[Records about charts and figures]
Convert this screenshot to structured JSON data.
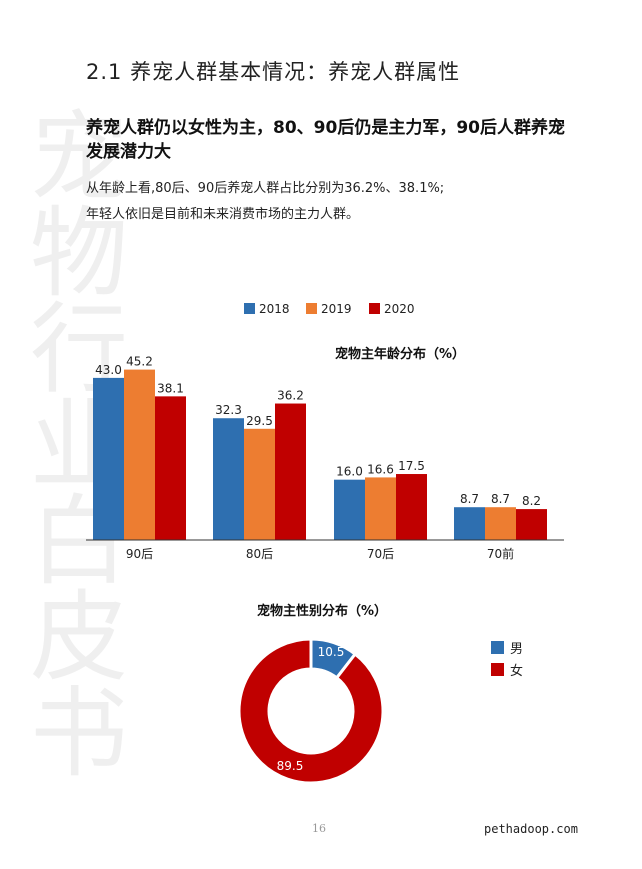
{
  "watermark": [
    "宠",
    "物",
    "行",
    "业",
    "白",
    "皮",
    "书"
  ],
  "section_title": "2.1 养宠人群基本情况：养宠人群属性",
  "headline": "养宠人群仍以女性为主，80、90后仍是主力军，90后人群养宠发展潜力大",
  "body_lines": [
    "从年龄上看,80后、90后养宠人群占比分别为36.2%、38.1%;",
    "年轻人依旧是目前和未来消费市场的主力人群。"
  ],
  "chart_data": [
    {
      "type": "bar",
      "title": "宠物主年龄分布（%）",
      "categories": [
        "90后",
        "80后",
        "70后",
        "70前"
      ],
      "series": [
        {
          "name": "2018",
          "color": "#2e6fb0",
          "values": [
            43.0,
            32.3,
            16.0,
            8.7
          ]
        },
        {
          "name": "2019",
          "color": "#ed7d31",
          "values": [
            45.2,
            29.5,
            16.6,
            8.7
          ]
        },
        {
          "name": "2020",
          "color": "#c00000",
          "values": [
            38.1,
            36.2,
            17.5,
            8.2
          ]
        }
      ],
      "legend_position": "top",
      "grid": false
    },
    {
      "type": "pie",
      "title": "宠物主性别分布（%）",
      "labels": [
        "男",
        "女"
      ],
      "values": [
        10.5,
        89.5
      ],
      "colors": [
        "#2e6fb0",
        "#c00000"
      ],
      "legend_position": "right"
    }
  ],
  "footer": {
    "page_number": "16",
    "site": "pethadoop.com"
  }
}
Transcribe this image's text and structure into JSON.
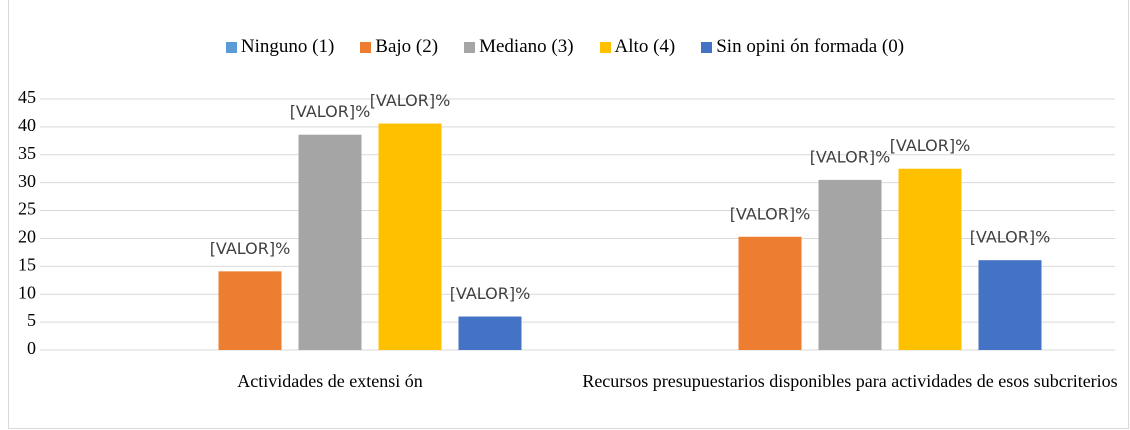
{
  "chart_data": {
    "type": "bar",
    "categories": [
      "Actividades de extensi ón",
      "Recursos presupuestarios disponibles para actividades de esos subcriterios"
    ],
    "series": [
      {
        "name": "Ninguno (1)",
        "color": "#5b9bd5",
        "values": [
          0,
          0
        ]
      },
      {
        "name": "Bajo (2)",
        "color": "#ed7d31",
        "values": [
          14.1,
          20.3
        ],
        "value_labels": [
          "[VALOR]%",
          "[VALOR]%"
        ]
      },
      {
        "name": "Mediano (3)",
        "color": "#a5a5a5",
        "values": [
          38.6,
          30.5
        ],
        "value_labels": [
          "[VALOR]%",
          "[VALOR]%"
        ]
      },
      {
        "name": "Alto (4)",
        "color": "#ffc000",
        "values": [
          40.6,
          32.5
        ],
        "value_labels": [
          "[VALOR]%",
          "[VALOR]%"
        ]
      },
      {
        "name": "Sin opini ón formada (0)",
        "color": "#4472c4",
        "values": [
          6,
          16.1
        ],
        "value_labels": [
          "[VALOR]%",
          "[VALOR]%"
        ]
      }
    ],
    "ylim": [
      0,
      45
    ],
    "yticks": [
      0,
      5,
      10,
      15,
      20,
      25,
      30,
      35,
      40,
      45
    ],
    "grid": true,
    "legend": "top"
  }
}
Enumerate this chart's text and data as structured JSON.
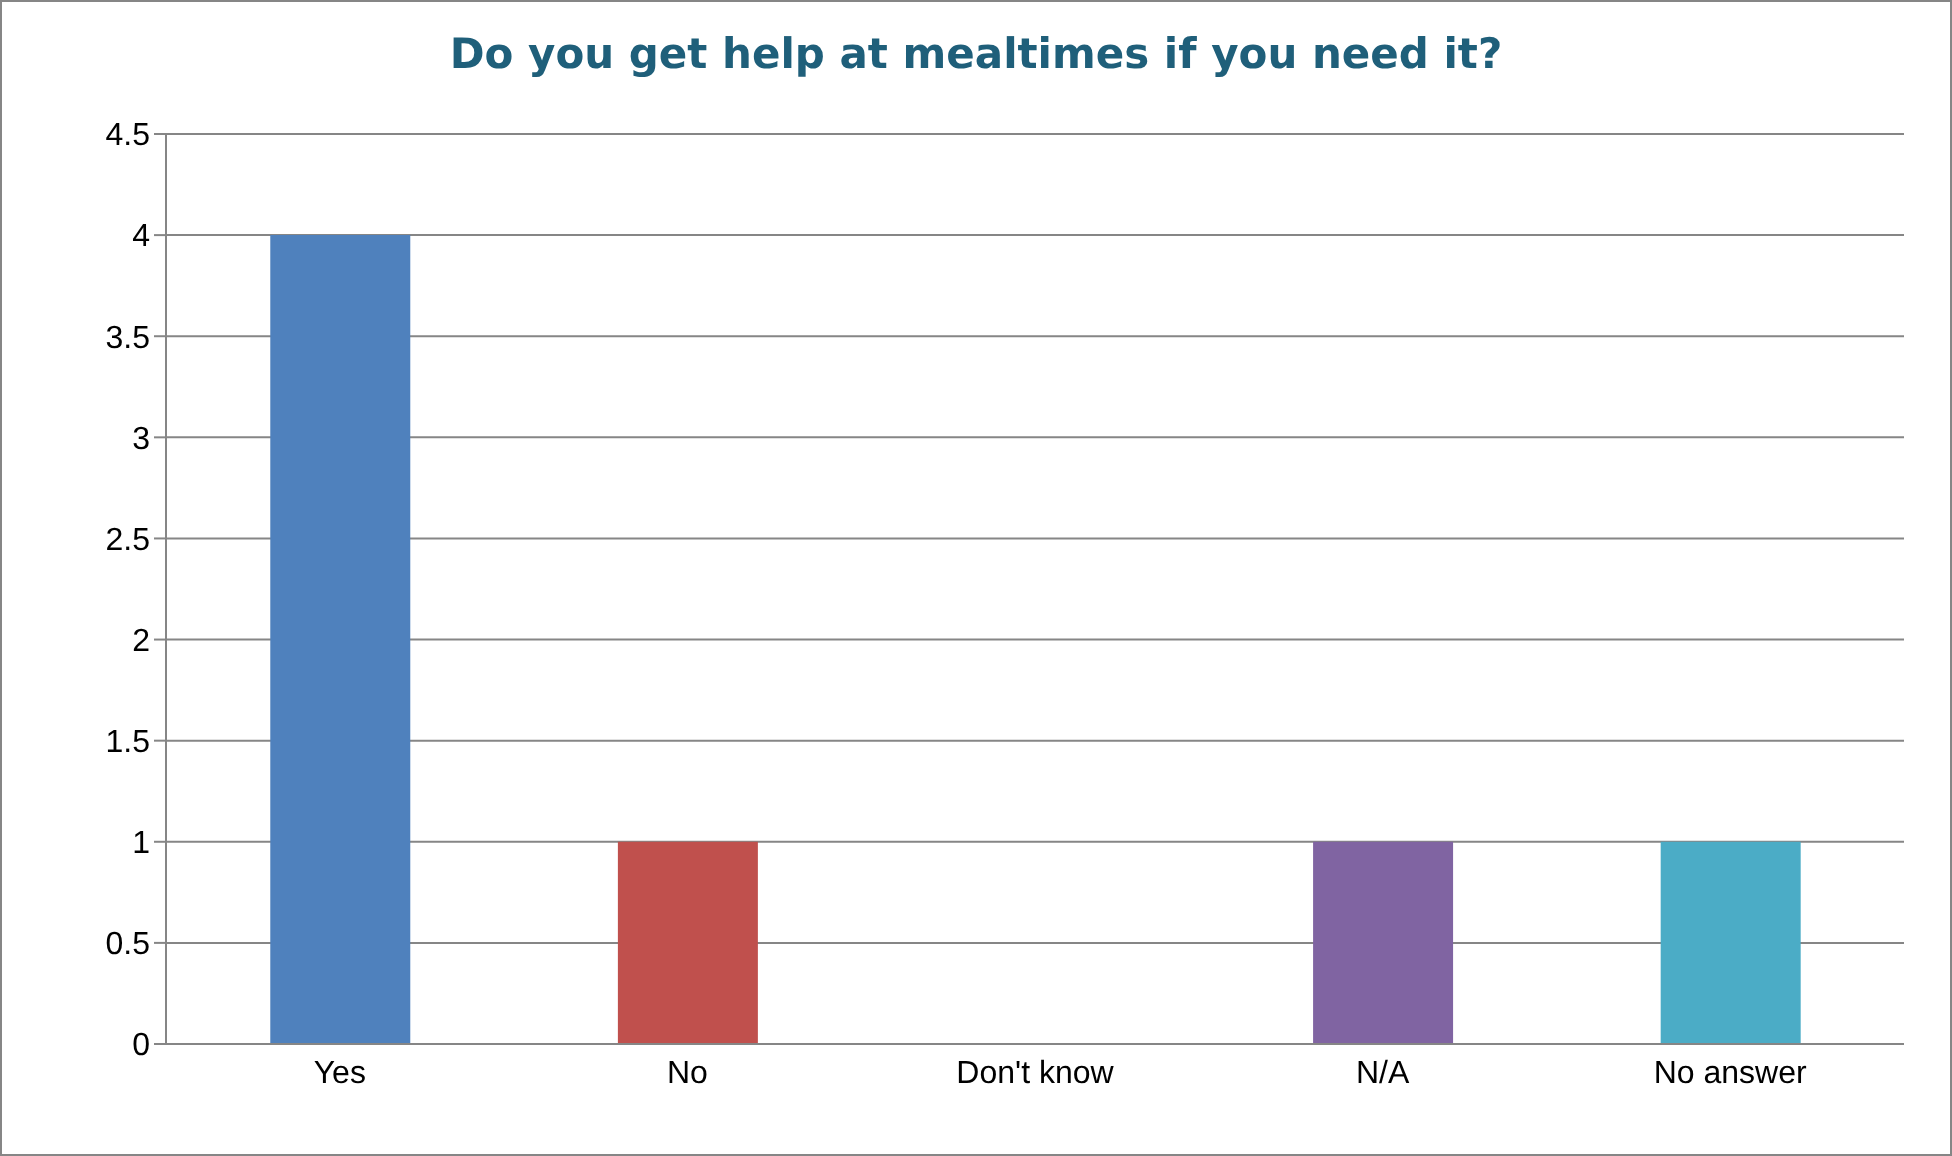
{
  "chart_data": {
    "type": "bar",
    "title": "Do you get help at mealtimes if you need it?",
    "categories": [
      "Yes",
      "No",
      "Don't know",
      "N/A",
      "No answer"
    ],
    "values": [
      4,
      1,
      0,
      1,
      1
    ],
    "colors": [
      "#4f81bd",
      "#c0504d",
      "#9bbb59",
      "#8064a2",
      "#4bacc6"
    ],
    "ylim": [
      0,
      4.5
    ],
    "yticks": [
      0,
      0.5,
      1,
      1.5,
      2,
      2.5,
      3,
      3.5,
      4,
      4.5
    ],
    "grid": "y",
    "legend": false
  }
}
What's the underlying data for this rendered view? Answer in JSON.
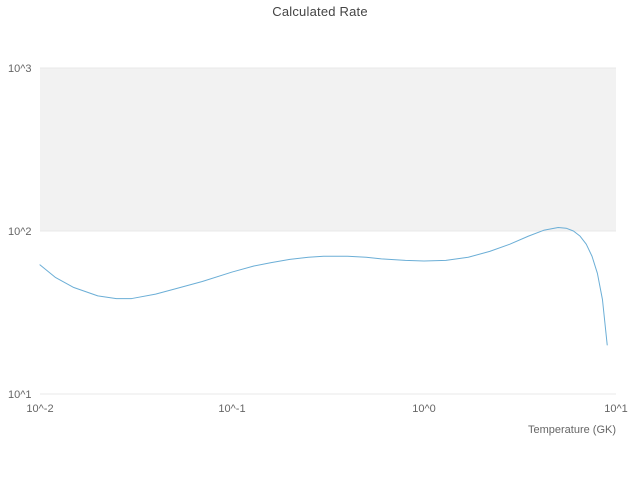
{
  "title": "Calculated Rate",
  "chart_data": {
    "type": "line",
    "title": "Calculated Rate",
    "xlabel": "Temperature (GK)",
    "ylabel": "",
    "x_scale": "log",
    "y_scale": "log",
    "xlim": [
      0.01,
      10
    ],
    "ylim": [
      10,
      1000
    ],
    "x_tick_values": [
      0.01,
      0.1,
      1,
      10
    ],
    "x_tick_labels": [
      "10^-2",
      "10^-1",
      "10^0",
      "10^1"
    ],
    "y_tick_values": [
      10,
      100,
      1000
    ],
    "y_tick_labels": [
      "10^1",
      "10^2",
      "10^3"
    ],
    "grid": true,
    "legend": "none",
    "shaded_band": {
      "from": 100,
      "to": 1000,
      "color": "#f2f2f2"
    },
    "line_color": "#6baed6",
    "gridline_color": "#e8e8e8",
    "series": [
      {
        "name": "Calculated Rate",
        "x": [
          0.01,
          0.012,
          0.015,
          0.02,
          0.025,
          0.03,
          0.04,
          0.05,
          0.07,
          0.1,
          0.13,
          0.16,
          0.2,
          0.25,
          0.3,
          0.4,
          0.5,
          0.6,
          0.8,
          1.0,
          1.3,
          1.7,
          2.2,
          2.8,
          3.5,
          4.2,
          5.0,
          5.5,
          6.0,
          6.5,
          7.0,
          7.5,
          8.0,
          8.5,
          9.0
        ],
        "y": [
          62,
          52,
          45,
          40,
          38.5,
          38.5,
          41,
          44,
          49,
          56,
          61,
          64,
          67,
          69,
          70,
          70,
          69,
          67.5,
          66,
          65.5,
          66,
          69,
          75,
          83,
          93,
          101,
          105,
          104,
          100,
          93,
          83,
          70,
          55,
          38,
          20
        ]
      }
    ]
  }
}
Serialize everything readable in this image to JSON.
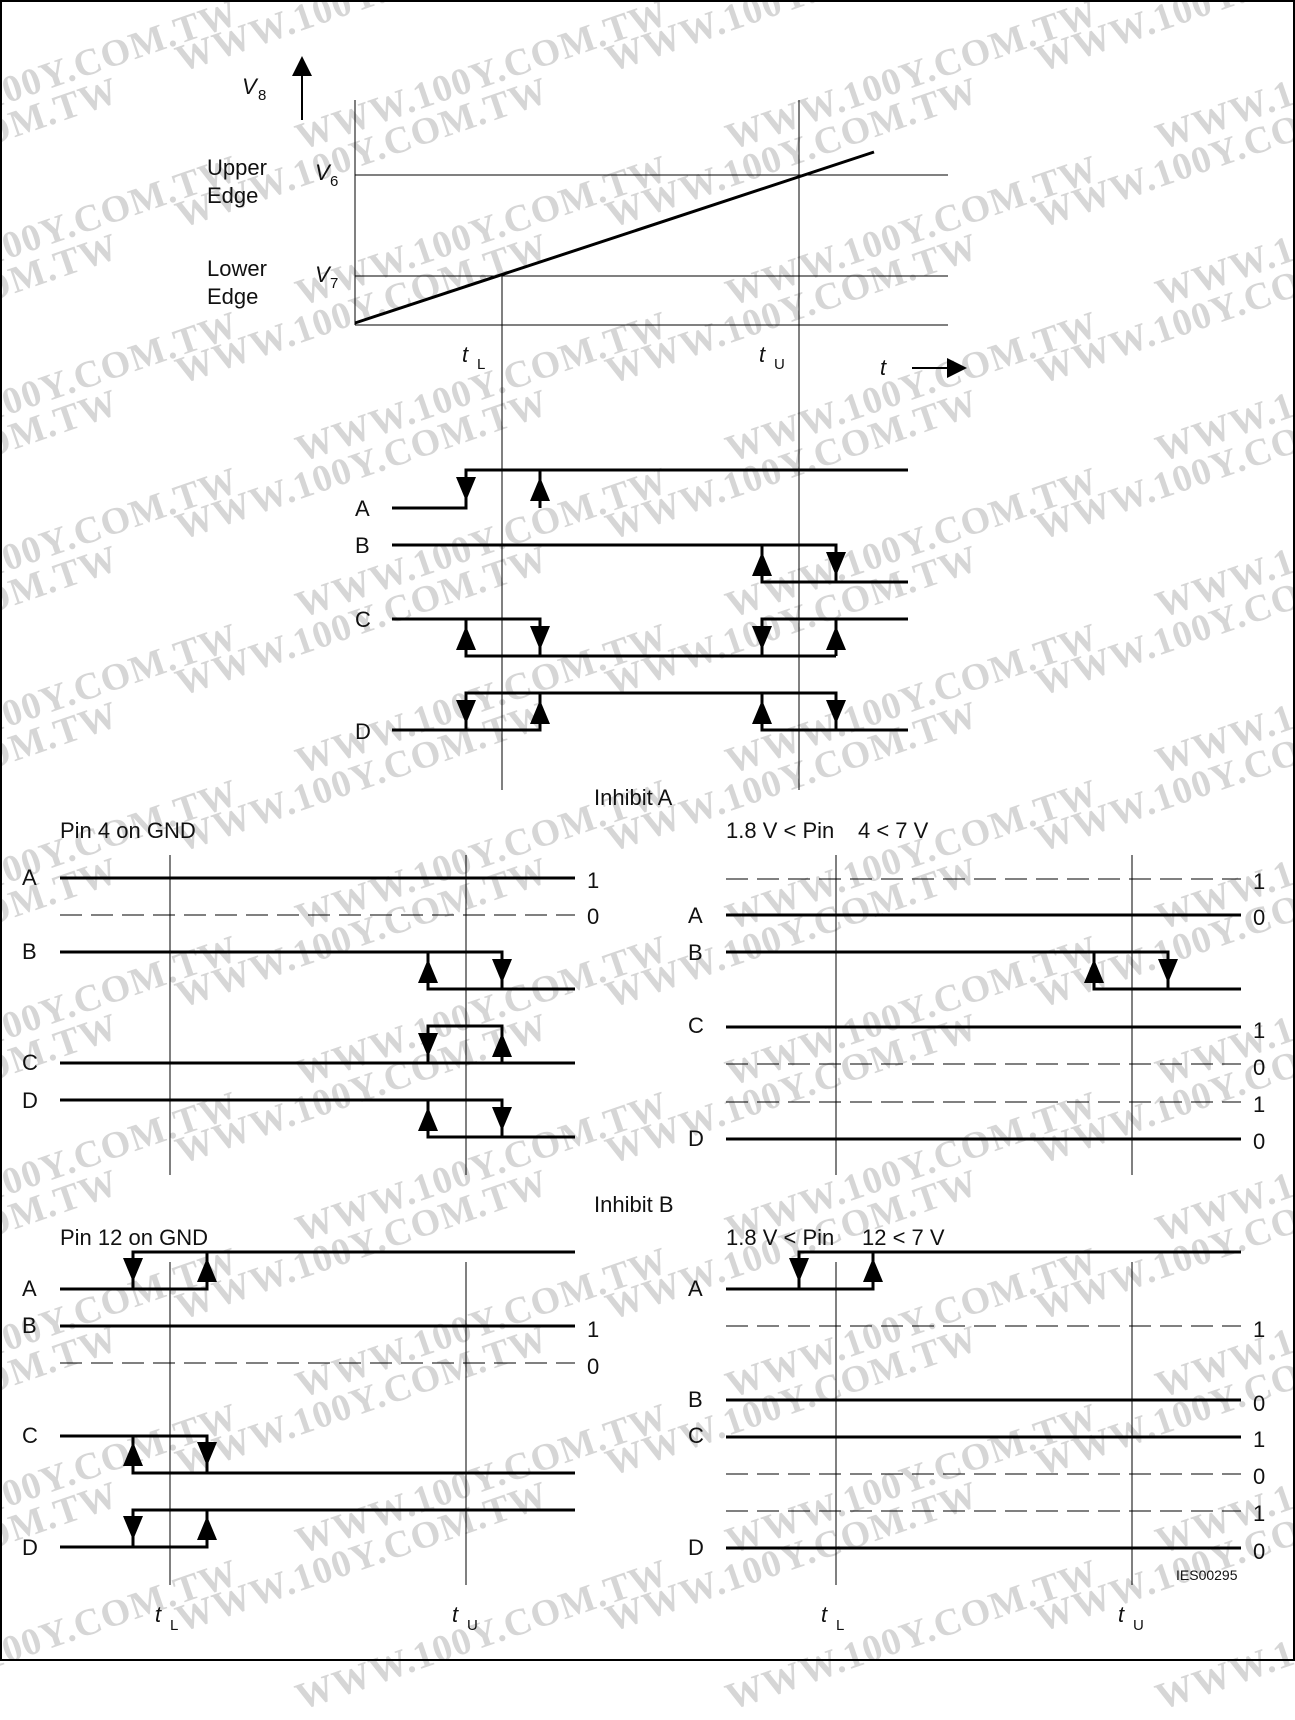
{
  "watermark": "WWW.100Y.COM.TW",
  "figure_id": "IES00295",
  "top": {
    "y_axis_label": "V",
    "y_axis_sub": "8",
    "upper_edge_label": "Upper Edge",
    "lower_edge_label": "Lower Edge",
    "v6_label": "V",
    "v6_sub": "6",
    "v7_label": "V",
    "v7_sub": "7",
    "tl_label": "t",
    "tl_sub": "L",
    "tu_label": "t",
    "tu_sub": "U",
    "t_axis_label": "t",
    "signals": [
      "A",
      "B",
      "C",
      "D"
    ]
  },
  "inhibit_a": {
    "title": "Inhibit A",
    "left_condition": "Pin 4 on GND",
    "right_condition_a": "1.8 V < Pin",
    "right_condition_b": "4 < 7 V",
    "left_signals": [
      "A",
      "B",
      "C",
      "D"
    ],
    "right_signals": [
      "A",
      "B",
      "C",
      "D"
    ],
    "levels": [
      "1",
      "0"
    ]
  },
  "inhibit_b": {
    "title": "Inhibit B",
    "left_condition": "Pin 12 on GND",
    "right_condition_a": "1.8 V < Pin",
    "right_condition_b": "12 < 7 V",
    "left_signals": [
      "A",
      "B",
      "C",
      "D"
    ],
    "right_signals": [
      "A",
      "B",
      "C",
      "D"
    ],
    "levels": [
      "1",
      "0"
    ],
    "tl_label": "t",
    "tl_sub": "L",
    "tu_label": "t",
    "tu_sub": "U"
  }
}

> [Stated goal]: Leave out the pictures and retype every line above exactly.

> [Response to this task]:
Convert this screenshot to structured JSON data.
{
  "watermark": [
    "宠",
    "物",
    "行",
    "业",
    "白",
    "皮",
    "书"
  ],
  "section_title": "2.1 养宠人群基本情况：养宠人群属性",
  "headline": "养宠人群仍以女性为主，80、90后仍是主力军，90后人群养宠发展潜力大",
  "body_lines": [
    "从年龄上看,80后、90后养宠人群占比分别为36.2%、38.1%;",
    "年轻人依旧是目前和未来消费市场的主力人群。"
  ],
  "chart_data": [
    {
      "type": "bar",
      "title": "宠物主年龄分布（%）",
      "categories": [
        "90后",
        "80后",
        "70后",
        "70前"
      ],
      "series": [
        {
          "name": "2018",
          "color": "#2e6fb0",
          "values": [
            43.0,
            32.3,
            16.0,
            8.7
          ]
        },
        {
          "name": "2019",
          "color": "#ed7d31",
          "values": [
            45.2,
            29.5,
            16.6,
            8.7
          ]
        },
        {
          "name": "2020",
          "color": "#c00000",
          "values": [
            38.1,
            36.2,
            17.5,
            8.2
          ]
        }
      ],
      "legend_position": "top",
      "grid": false
    },
    {
      "type": "pie",
      "title": "宠物主性别分布（%）",
      "labels": [
        "男",
        "女"
      ],
      "values": [
        10.5,
        89.5
      ],
      "colors": [
        "#2e6fb0",
        "#c00000"
      ],
      "legend_position": "right"
    }
  ],
  "footer": {
    "page_number": "16",
    "site": "pethadoop.com"
  }
}
Transcribe this image's text and structure into JSON.
{
  "chart_data": {
    "type": "bar",
    "categories": [
      "Actividades de extensi ón",
      "Recursos presupuestarios disponibles para actividades de esos subcriterios"
    ],
    "series": [
      {
        "name": "Ninguno (1)",
        "color": "#5b9bd5",
        "values": [
          0,
          0
        ]
      },
      {
        "name": "Bajo (2)",
        "color": "#ed7d31",
        "values": [
          14.1,
          20.3
        ],
        "value_labels": [
          "[VALOR]%",
          "[VALOR]%"
        ]
      },
      {
        "name": "Mediano (3)",
        "color": "#a5a5a5",
        "values": [
          38.6,
          30.5
        ],
        "value_labels": [
          "[VALOR]%",
          "[VALOR]%"
        ]
      },
      {
        "name": "Alto (4)",
        "color": "#ffc000",
        "values": [
          40.6,
          32.5
        ],
        "value_labels": [
          "[VALOR]%",
          "[VALOR]%"
        ]
      },
      {
        "name": "Sin opini ón formada (0)",
        "color": "#4472c4",
        "values": [
          6,
          16.1
        ],
        "value_labels": [
          "[VALOR]%",
          "[VALOR]%"
        ]
      }
    ],
    "ylim": [
      0,
      45
    ],
    "yticks": [
      0,
      5,
      10,
      15,
      20,
      25,
      30,
      35,
      40,
      45
    ],
    "grid": true,
    "legend": "top"
  }
}
Enumerate this chart's text and data as structured JSON.
{
  "chart_data": {
    "type": "bar",
    "title": "Do you get help at mealtimes if you need it?",
    "categories": [
      "Yes",
      "No",
      "Don't know",
      "N/A",
      "No answer"
    ],
    "values": [
      4,
      1,
      0,
      1,
      1
    ],
    "colors": [
      "#4f81bd",
      "#c0504d",
      "#9bbb59",
      "#8064a2",
      "#4bacc6"
    ],
    "ylim": [
      0,
      4.5
    ],
    "yticks": [
      0,
      0.5,
      1,
      1.5,
      2,
      2.5,
      3,
      3.5,
      4,
      4.5
    ],
    "grid": "y",
    "legend": false
  }
}
What's the underlying data for this rendered view? Answer in JSON.
{
  "title": "Calculated Rate",
  "chart_data": {
    "type": "line",
    "title": "Calculated Rate",
    "xlabel": "Temperature (GK)",
    "ylabel": "",
    "x_scale": "log",
    "y_scale": "log",
    "xlim": [
      0.01,
      10
    ],
    "ylim": [
      10,
      1000
    ],
    "x_tick_values": [
      0.01,
      0.1,
      1,
      10
    ],
    "x_tick_labels": [
      "10^-2",
      "10^-1",
      "10^0",
      "10^1"
    ],
    "y_tick_values": [
      10,
      100,
      1000
    ],
    "y_tick_labels": [
      "10^1",
      "10^2",
      "10^3"
    ],
    "grid": true,
    "legend": "none",
    "shaded_band": {
      "from": 100,
      "to": 1000,
      "color": "#f2f2f2"
    },
    "line_color": "#6baed6",
    "gridline_color": "#e8e8e8",
    "series": [
      {
        "name": "Calculated Rate",
        "x": [
          0.01,
          0.012,
          0.015,
          0.02,
          0.025,
          0.03,
          0.04,
          0.05,
          0.07,
          0.1,
          0.13,
          0.16,
          0.2,
          0.25,
          0.3,
          0.4,
          0.5,
          0.6,
          0.8,
          1.0,
          1.3,
          1.7,
          2.2,
          2.8,
          3.5,
          4.2,
          5.0,
          5.5,
          6.0,
          6.5,
          7.0,
          7.5,
          8.0,
          8.5,
          9.0
        ],
        "y": [
          62,
          52,
          45,
          40,
          38.5,
          38.5,
          41,
          44,
          49,
          56,
          61,
          64,
          67,
          69,
          70,
          70,
          69,
          67.5,
          66,
          65.5,
          66,
          69,
          75,
          83,
          93,
          101,
          105,
          104,
          100,
          93,
          83,
          70,
          55,
          38,
          20
        ]
      }
    ]
  }
}
Serialize everything readable in this image to JSON.
{
  "watermark": "WWW.100Y.COM.TW",
  "figure_id": "IES00295",
  "top": {
    "y_axis_label": "V",
    "y_axis_sub": "8",
    "upper_edge_label": "Upper Edge",
    "lower_edge_label": "Lower Edge",
    "v6_label": "V",
    "v6_sub": "6",
    "v7_label": "V",
    "v7_sub": "7",
    "tl_label": "t",
    "tl_sub": "L",
    "tu_label": "t",
    "tu_sub": "U",
    "t_axis_label": "t",
    "signals": [
      "A",
      "B",
      "C",
      "D"
    ]
  },
  "inhibit_a": {
    "title": "Inhibit A",
    "left_condition": "Pin 4 on GND",
    "right_condition_a": "1.8 V < Pin",
    "right_condition_b": "4 < 7 V",
    "left_signals": [
      "A",
      "B",
      "C",
      "D"
    ],
    "right_signals": [
      "A",
      "B",
      "C",
      "D"
    ],
    "levels": [
      "1",
      "0"
    ]
  },
  "inhibit_b": {
    "title": "Inhibit B",
    "left_condition": "Pin 12 on GND",
    "right_condition_a": "1.8 V < Pin",
    "right_condition_b": "12 < 7 V",
    "left_signals": [
      "A",
      "B",
      "C",
      "D"
    ],
    "right_signals": [
      "A",
      "B",
      "C",
      "D"
    ],
    "levels": [
      "1",
      "0"
    ],
    "tl_label": "t",
    "tl_sub": "L",
    "tu_label": "t",
    "tu_sub": "U"
  }
}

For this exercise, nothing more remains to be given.